#### Task description:
Reproduce all the entries precisely.

#### Given records:
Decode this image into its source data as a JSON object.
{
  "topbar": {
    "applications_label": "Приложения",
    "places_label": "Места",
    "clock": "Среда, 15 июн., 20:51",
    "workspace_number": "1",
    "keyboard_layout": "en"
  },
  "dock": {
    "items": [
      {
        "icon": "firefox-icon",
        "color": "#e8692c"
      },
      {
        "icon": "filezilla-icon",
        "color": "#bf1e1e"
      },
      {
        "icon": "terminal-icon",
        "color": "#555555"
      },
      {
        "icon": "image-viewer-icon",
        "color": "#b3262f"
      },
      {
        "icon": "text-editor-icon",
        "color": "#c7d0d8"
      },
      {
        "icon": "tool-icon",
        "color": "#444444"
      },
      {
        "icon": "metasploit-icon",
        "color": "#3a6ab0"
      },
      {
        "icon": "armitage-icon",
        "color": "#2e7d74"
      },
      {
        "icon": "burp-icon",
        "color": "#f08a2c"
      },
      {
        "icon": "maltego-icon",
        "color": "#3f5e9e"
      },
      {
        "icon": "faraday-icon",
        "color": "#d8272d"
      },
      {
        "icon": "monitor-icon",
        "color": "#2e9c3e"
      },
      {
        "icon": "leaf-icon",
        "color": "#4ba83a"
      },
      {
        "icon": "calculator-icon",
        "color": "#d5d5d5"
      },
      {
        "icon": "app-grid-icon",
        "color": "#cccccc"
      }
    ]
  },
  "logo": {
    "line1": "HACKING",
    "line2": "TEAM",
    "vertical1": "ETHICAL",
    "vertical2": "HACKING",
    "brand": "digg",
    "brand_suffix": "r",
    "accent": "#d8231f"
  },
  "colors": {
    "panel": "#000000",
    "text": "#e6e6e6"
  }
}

#### Written response:
Decode this image into its source data as a JSON object.
{
  "topbar": {
    "applications_label": "Приложения",
    "places_label": "Места",
    "clock": "Среда, 15 июн., 20:51",
    "workspace_number": "1",
    "keyboard_layout": "en"
  },
  "dock": {
    "items": [
      {
        "icon": "firefox-icon",
        "color": "#e8692c"
      },
      {
        "icon": "filezilla-icon",
        "color": "#bf1e1e"
      },
      {
        "icon": "terminal-icon",
        "color": "#555555"
      },
      {
        "icon": "image-viewer-icon",
        "color": "#b3262f"
      },
      {
        "icon": "text-editor-icon",
        "color": "#c7d0d8"
      },
      {
        "icon": "tool-icon",
        "color": "#444444"
      },
      {
        "icon": "metasploit-icon",
        "color": "#3a6ab0"
      },
      {
        "icon": "armitage-icon",
        "color": "#2e7d74"
      },
      {
        "icon": "burp-icon",
        "color": "#f08a2c"
      },
      {
        "icon": "maltego-icon",
        "color": "#3f5e9e"
      },
      {
        "icon": "faraday-icon",
        "color": "#d8272d"
      },
      {
        "icon": "monitor-icon",
        "color": "#2e9c3e"
      },
      {
        "icon": "leaf-icon",
        "color": "#4ba83a"
      },
      {
        "icon": "calculator-icon",
        "color": "#d5d5d5"
      },
      {
        "icon": "app-grid-icon",
        "color": "#cccccc"
      }
    ]
  },
  "logo": {
    "line1": "HACKING",
    "line2": "TEAM",
    "vertical1": "ETHICAL",
    "vertical2": "HACKING",
    "brand": "digg",
    "brand_suffix": "r",
    "accent": "#d8231f"
  },
  "colors": {
    "panel": "#000000",
    "text": "#e6e6e6"
  }
}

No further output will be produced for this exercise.